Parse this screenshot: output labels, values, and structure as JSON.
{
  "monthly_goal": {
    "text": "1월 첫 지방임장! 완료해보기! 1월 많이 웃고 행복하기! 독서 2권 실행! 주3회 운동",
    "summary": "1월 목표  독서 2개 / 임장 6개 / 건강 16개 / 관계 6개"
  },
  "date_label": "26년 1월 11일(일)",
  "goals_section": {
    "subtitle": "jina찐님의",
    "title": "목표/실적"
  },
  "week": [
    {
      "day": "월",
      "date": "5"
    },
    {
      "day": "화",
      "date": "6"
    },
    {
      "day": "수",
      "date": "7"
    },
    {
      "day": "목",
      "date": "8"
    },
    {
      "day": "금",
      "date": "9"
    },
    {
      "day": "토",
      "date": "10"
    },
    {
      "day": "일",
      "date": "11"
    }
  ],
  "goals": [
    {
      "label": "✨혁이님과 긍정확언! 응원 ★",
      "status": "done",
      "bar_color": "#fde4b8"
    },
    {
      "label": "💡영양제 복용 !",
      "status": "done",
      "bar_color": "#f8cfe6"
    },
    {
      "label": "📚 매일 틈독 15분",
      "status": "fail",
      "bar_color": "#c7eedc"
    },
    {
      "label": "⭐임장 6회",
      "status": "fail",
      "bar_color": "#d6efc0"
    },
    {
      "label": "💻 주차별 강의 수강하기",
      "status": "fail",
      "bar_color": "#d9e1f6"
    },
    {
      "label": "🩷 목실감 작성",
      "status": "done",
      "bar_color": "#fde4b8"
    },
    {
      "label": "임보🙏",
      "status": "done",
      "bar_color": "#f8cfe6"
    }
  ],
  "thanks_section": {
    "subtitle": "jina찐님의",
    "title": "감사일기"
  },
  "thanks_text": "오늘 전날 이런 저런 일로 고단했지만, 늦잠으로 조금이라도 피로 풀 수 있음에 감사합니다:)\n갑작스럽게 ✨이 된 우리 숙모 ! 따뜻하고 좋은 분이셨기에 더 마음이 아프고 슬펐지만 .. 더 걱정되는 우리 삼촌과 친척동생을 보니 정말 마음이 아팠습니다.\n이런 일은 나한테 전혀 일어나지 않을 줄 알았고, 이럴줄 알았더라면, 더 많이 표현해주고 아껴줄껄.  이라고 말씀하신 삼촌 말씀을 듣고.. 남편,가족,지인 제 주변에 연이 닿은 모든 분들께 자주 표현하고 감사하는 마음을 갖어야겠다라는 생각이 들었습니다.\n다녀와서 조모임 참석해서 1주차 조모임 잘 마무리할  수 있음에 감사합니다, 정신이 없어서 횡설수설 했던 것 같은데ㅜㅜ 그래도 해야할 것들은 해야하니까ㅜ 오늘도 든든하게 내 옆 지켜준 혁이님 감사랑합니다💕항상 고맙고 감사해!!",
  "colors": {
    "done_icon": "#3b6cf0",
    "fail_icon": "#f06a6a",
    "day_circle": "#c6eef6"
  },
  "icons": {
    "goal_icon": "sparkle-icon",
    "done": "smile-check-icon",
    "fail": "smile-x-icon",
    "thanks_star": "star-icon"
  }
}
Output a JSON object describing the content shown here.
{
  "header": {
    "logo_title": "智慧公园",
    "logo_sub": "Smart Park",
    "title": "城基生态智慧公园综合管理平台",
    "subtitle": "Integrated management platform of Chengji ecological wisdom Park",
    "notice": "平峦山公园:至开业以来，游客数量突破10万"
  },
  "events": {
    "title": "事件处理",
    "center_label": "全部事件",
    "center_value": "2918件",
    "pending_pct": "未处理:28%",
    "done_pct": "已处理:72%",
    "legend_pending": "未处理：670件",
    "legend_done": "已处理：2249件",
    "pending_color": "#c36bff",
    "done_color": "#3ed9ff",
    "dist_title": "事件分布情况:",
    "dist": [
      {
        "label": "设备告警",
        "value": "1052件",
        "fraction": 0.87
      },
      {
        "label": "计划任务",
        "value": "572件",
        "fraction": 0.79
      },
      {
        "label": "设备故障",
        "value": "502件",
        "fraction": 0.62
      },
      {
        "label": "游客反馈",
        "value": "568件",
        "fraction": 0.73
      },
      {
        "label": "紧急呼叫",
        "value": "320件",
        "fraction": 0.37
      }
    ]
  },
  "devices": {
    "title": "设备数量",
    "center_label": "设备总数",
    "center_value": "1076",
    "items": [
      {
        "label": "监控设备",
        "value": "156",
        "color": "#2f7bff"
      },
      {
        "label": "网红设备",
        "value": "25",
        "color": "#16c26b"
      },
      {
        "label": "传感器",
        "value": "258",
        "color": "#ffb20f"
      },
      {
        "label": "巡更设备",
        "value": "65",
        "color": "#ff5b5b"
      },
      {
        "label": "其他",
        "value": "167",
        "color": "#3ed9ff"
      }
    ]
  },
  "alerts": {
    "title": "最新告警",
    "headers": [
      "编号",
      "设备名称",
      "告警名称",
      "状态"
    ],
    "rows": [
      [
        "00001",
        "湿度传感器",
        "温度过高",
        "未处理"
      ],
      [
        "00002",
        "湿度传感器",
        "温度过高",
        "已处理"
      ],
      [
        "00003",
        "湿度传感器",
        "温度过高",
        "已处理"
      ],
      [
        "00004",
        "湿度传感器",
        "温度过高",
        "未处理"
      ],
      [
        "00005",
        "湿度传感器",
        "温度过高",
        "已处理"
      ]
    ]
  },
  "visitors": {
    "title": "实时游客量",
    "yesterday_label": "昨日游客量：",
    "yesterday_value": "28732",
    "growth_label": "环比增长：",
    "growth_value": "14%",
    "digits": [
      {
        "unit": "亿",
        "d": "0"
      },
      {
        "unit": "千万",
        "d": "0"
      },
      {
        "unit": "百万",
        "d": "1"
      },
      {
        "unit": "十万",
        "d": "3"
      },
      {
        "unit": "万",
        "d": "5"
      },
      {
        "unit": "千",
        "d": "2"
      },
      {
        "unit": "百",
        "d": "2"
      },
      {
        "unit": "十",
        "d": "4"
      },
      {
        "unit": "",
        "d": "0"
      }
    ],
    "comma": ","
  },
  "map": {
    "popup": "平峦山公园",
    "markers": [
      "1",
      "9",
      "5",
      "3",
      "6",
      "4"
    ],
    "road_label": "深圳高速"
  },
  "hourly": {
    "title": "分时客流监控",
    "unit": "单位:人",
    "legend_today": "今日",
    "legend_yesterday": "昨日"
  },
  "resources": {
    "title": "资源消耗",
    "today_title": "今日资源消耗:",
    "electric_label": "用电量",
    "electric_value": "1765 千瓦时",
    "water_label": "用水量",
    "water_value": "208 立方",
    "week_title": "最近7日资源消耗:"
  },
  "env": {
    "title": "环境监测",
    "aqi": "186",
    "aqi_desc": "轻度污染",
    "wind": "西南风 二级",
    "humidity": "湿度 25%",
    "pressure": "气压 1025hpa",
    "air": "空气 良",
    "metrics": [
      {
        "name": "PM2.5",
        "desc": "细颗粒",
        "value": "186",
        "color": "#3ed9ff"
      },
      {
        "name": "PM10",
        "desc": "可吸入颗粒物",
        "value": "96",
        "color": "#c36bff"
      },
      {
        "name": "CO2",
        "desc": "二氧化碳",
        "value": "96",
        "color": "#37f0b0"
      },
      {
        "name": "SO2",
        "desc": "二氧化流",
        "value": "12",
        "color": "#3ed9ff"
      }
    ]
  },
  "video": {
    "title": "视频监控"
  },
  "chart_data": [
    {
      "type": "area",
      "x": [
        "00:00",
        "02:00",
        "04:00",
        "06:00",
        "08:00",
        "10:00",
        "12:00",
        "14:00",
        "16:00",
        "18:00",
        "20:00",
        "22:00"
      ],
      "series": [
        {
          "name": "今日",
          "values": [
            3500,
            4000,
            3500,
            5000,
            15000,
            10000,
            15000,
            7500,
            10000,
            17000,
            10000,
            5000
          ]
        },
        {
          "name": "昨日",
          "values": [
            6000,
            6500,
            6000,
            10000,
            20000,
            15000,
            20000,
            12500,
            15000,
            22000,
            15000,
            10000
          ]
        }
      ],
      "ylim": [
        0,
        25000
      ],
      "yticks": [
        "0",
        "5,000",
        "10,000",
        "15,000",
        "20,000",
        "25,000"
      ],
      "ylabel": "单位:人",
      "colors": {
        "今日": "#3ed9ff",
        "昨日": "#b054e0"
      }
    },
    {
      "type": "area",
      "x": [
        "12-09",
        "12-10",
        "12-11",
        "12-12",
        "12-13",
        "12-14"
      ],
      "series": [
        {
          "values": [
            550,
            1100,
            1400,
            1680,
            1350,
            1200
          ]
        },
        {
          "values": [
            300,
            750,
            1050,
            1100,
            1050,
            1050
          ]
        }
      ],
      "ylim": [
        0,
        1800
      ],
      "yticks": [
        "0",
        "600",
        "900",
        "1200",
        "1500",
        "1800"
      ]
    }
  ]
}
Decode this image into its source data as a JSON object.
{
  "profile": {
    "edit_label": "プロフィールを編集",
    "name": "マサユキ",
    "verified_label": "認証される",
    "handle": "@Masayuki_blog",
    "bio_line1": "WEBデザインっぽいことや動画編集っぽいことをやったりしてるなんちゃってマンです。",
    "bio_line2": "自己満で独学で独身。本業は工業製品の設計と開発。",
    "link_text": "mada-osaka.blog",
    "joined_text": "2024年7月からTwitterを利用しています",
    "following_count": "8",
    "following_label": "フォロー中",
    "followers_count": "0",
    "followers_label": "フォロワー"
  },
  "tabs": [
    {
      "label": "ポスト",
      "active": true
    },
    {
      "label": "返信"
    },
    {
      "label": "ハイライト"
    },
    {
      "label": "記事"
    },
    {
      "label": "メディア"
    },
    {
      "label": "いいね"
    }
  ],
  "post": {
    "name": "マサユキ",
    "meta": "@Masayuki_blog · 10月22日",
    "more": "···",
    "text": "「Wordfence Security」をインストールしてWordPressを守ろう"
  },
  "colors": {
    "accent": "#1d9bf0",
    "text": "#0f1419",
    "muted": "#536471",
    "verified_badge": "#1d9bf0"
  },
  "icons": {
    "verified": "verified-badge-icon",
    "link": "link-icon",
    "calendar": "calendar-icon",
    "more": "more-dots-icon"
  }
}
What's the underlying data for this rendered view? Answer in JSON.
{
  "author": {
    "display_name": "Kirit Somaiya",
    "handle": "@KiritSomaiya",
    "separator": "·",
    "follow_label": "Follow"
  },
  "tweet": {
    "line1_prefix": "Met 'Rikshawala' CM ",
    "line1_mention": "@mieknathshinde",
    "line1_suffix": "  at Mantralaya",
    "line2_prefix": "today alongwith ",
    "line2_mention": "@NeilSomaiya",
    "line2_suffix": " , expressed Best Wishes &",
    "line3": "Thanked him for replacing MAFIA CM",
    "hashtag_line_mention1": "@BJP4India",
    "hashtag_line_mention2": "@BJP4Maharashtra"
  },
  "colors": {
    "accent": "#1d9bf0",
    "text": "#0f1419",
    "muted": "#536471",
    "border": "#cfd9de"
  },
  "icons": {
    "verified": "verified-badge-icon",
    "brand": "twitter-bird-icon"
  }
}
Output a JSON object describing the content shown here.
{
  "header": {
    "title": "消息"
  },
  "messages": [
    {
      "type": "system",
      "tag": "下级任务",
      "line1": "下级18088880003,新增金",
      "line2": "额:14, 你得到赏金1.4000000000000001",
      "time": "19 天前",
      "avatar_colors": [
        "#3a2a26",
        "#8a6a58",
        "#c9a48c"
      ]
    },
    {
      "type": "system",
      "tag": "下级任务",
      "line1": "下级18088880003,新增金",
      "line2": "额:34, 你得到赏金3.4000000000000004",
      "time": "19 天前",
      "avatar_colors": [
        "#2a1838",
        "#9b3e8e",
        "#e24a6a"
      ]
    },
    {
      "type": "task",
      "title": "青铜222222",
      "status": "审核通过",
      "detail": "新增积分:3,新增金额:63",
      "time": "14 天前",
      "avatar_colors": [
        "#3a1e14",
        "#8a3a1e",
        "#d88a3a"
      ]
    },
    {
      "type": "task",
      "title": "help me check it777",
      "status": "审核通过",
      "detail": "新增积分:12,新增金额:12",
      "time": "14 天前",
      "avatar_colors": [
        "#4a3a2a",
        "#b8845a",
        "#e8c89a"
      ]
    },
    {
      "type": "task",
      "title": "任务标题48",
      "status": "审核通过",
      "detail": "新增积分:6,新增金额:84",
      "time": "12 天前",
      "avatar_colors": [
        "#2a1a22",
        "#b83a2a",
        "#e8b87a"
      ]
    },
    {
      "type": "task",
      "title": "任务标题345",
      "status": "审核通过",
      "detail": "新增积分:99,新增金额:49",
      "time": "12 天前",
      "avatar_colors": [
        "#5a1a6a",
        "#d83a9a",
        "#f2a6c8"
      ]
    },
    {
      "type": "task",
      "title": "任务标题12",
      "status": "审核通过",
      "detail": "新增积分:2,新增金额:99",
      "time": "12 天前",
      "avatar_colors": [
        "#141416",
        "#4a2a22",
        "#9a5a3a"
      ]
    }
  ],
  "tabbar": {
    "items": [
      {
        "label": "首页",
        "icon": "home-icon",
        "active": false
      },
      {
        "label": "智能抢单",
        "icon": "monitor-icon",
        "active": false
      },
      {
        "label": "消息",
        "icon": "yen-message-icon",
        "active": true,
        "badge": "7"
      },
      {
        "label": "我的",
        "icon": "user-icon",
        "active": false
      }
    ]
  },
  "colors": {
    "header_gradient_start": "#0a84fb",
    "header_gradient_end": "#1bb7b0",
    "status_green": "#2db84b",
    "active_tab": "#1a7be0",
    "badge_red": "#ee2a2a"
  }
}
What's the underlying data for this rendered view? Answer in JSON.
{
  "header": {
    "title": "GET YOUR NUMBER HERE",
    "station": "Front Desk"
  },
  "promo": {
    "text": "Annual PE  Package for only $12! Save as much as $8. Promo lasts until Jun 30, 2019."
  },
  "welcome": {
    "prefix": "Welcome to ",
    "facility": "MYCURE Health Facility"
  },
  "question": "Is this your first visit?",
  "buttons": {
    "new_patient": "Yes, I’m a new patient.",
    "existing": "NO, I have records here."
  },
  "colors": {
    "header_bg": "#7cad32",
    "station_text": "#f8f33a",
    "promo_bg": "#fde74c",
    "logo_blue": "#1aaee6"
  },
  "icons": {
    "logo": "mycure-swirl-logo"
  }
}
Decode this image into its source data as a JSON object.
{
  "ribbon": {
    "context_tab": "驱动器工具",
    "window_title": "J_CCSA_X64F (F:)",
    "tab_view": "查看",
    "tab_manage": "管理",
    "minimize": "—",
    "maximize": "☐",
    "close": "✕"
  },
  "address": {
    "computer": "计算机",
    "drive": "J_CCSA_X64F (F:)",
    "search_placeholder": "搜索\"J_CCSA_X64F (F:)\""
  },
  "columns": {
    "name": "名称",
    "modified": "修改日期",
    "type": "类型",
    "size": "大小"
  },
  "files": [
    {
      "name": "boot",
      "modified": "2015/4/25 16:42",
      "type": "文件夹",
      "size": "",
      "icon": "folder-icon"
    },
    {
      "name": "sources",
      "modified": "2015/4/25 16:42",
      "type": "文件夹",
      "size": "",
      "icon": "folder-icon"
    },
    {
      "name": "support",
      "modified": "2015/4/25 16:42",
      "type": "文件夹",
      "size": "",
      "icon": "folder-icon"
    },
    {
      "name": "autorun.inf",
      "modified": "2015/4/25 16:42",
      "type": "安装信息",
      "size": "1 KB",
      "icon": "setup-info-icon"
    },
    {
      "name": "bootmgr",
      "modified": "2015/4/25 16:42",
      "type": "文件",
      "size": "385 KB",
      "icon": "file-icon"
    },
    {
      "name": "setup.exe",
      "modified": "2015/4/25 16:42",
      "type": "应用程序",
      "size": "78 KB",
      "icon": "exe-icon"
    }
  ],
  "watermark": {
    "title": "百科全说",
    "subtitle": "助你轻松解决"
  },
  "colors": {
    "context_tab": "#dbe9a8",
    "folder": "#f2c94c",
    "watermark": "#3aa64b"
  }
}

══════════════════════════════

- **Goal**
Pick out all lines from the data above in which the word "size" appears.

- **Correct result**
    "size": "大小"
      "size": "",
      "size": "",
      "size": "",
      "size": "1 KB",
      "size": "385 KB",
      "size": "78 KB",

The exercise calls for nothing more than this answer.